__PROVIDED RECORDS__
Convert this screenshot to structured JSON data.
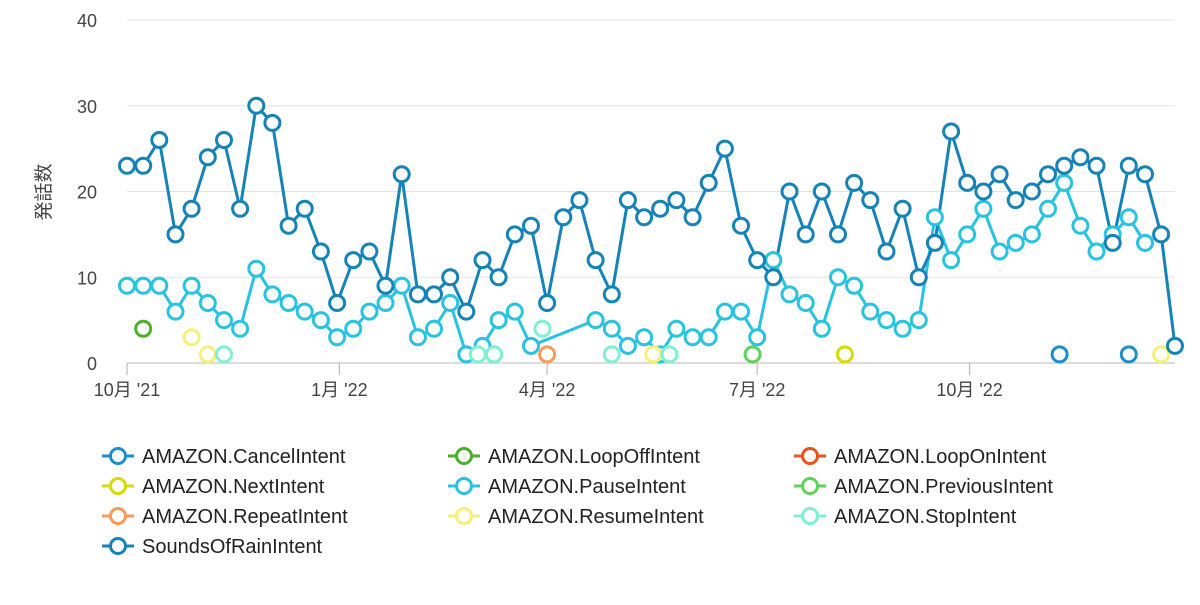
{
  "chart_data": {
    "type": "line",
    "ylabel": "発話数",
    "ylim": [
      0,
      40
    ],
    "yticks": [
      0,
      10,
      20,
      30,
      40
    ],
    "xlim": [
      "2021-10-01",
      "2022-12-29"
    ],
    "xticks": [
      {
        "label": "10月 '21",
        "date": "2021-10-01"
      },
      {
        "label": "1月 '22",
        "date": "2022-01-01"
      },
      {
        "label": "4月 '22",
        "date": "2022-04-01"
      },
      {
        "label": "7月 '22",
        "date": "2022-07-01"
      },
      {
        "label": "10月 '22",
        "date": "2022-10-01"
      }
    ],
    "grid": true,
    "legend_position": "bottom",
    "series": [
      {
        "name": "AMAZON.CancelIntent",
        "color": "#1a8fc9",
        "line": false,
        "points": [
          [
            "2022-03-09",
            1
          ],
          [
            "2022-11-09",
            1
          ],
          [
            "2022-12-09",
            1
          ]
        ]
      },
      {
        "name": "AMAZON.LoopOffIntent",
        "color": "#4caf29",
        "line": false,
        "points": [
          [
            "2021-10-08",
            4
          ]
        ]
      },
      {
        "name": "AMAZON.LoopOnIntent",
        "color": "#e8541e",
        "line": false,
        "points": []
      },
      {
        "name": "AMAZON.NextIntent",
        "color": "#d6d90a",
        "line": false,
        "points": [
          [
            "2022-08-08",
            1
          ]
        ]
      },
      {
        "name": "AMAZON.PauseIntent",
        "color": "#27c3e0",
        "line": true,
        "points": [
          [
            "2021-10-01",
            9
          ],
          [
            "2021-10-08",
            9
          ],
          [
            "2021-10-15",
            9
          ],
          [
            "2021-10-22",
            6
          ],
          [
            "2021-10-29",
            9
          ],
          [
            "2021-11-05",
            7
          ],
          [
            "2021-11-12",
            5
          ],
          [
            "2021-11-19",
            4
          ],
          [
            "2021-11-26",
            11
          ],
          [
            "2021-12-03",
            8
          ],
          [
            "2021-12-10",
            7
          ],
          [
            "2021-12-17",
            6
          ],
          [
            "2021-12-24",
            5
          ],
          [
            "2021-12-31",
            3
          ],
          [
            "2022-01-07",
            4
          ],
          [
            "2022-01-14",
            6
          ],
          [
            "2022-01-21",
            7
          ],
          [
            "2022-01-28",
            9
          ],
          [
            "2022-02-04",
            3
          ],
          [
            "2022-02-11",
            4
          ],
          [
            "2022-02-18",
            7
          ],
          [
            "2022-02-25",
            1
          ],
          [
            "2022-03-04",
            2
          ],
          [
            "2022-03-11",
            5
          ],
          [
            "2022-03-18",
            6
          ],
          [
            "2022-03-25",
            2
          ],
          [
            "2022-04-22",
            5
          ],
          [
            "2022-04-29",
            4
          ],
          [
            "2022-05-06",
            2
          ],
          [
            "2022-05-13",
            3
          ],
          [
            "2022-05-20",
            1
          ],
          [
            "2022-05-27",
            4
          ],
          [
            "2022-06-03",
            3
          ],
          [
            "2022-06-10",
            3
          ],
          [
            "2022-06-17",
            6
          ],
          [
            "2022-06-24",
            6
          ],
          [
            "2022-07-01",
            3
          ],
          [
            "2022-07-08",
            12
          ],
          [
            "2022-07-15",
            8
          ],
          [
            "2022-07-22",
            7
          ],
          [
            "2022-07-29",
            4
          ],
          [
            "2022-08-05",
            10
          ],
          [
            "2022-08-12",
            9
          ],
          [
            "2022-08-19",
            6
          ],
          [
            "2022-08-26",
            5
          ],
          [
            "2022-09-02",
            4
          ],
          [
            "2022-09-09",
            5
          ],
          [
            "2022-09-16",
            17
          ],
          [
            "2022-09-23",
            12
          ],
          [
            "2022-09-30",
            15
          ],
          [
            "2022-10-07",
            18
          ],
          [
            "2022-10-14",
            13
          ],
          [
            "2022-10-21",
            14
          ],
          [
            "2022-10-28",
            15
          ],
          [
            "2022-11-04",
            18
          ],
          [
            "2022-11-11",
            21
          ],
          [
            "2022-11-18",
            16
          ],
          [
            "2022-11-25",
            13
          ],
          [
            "2022-12-02",
            15
          ],
          [
            "2022-12-09",
            17
          ],
          [
            "2022-12-16",
            14
          ]
        ]
      },
      {
        "name": "AMAZON.PreviousIntent",
        "color": "#5fd35b",
        "line": false,
        "points": [
          [
            "2022-06-29",
            1
          ]
        ]
      },
      {
        "name": "AMAZON.RepeatIntent",
        "color": "#f79a5a",
        "line": false,
        "points": [
          [
            "2022-04-01",
            1
          ]
        ]
      },
      {
        "name": "AMAZON.ResumeIntent",
        "color": "#f4f17a",
        "line": false,
        "points": [
          [
            "2021-10-29",
            3
          ],
          [
            "2021-11-05",
            1
          ],
          [
            "2022-05-17",
            1
          ],
          [
            "2022-12-23",
            1
          ]
        ]
      },
      {
        "name": "AMAZON.StopIntent",
        "color": "#7ff0d2",
        "line": false,
        "points": [
          [
            "2021-11-12",
            1
          ],
          [
            "2022-03-02",
            1
          ],
          [
            "2022-03-09",
            1
          ],
          [
            "2022-03-30",
            4
          ],
          [
            "2022-04-29",
            1
          ],
          [
            "2022-05-24",
            1
          ]
        ]
      },
      {
        "name": "SoundsOfRainIntent",
        "color": "#1583b8",
        "line": true,
        "points": [
          [
            "2021-10-01",
            23
          ],
          [
            "2021-10-08",
            23
          ],
          [
            "2021-10-15",
            26
          ],
          [
            "2021-10-22",
            15
          ],
          [
            "2021-10-29",
            18
          ],
          [
            "2021-11-05",
            24
          ],
          [
            "2021-11-12",
            26
          ],
          [
            "2021-11-19",
            18
          ],
          [
            "2021-11-26",
            30
          ],
          [
            "2021-12-03",
            28
          ],
          [
            "2021-12-10",
            16
          ],
          [
            "2021-12-17",
            18
          ],
          [
            "2021-12-24",
            13
          ],
          [
            "2021-12-31",
            7
          ],
          [
            "2022-01-07",
            12
          ],
          [
            "2022-01-14",
            13
          ],
          [
            "2022-01-21",
            9
          ],
          [
            "2022-01-28",
            22
          ],
          [
            "2022-02-04",
            8
          ],
          [
            "2022-02-11",
            8
          ],
          [
            "2022-02-18",
            10
          ],
          [
            "2022-02-25",
            6
          ],
          [
            "2022-03-04",
            12
          ],
          [
            "2022-03-11",
            10
          ],
          [
            "2022-03-18",
            15
          ],
          [
            "2022-03-25",
            16
          ],
          [
            "2022-04-01",
            7
          ],
          [
            "2022-04-08",
            17
          ],
          [
            "2022-04-15",
            19
          ],
          [
            "2022-04-22",
            12
          ],
          [
            "2022-04-29",
            8
          ],
          [
            "2022-05-06",
            19
          ],
          [
            "2022-05-13",
            17
          ],
          [
            "2022-05-20",
            18
          ],
          [
            "2022-05-27",
            19
          ],
          [
            "2022-06-03",
            17
          ],
          [
            "2022-06-10",
            21
          ],
          [
            "2022-06-17",
            25
          ],
          [
            "2022-06-24",
            16
          ],
          [
            "2022-07-01",
            12
          ],
          [
            "2022-07-08",
            10
          ],
          [
            "2022-07-15",
            20
          ],
          [
            "2022-07-22",
            15
          ],
          [
            "2022-07-29",
            20
          ],
          [
            "2022-08-05",
            15
          ],
          [
            "2022-08-12",
            21
          ],
          [
            "2022-08-19",
            19
          ],
          [
            "2022-08-26",
            13
          ],
          [
            "2022-09-02",
            18
          ],
          [
            "2022-09-09",
            10
          ],
          [
            "2022-09-16",
            14
          ],
          [
            "2022-09-23",
            27
          ],
          [
            "2022-09-30",
            21
          ],
          [
            "2022-10-07",
            20
          ],
          [
            "2022-10-14",
            22
          ],
          [
            "2022-10-21",
            19
          ],
          [
            "2022-10-28",
            20
          ],
          [
            "2022-11-04",
            22
          ],
          [
            "2022-11-11",
            23
          ],
          [
            "2022-11-18",
            24
          ],
          [
            "2022-11-25",
            23
          ],
          [
            "2022-12-02",
            14
          ],
          [
            "2022-12-09",
            23
          ],
          [
            "2022-12-16",
            22
          ],
          [
            "2022-12-23",
            15
          ],
          [
            "2022-12-29",
            2
          ]
        ]
      }
    ]
  }
}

__WHAT YOU SHOULD DO__
Search the data for "AMAZON" and list every line in which it occurs.

__OUTPUT FOR THIS EXERCISE__
        "name": "AMAZON.CancelIntent",
        "name": "AMAZON.LoopOffIntent",
        "name": "AMAZON.LoopOnIntent",
        "name": "AMAZON.NextIntent",
        "name": "AMAZON.PauseIntent",
        "name": "AMAZON.PreviousIntent",
        "name": "AMAZON.RepeatIntent",
        "name": "AMAZON.ResumeIntent",
        "name": "AMAZON.StopIntent",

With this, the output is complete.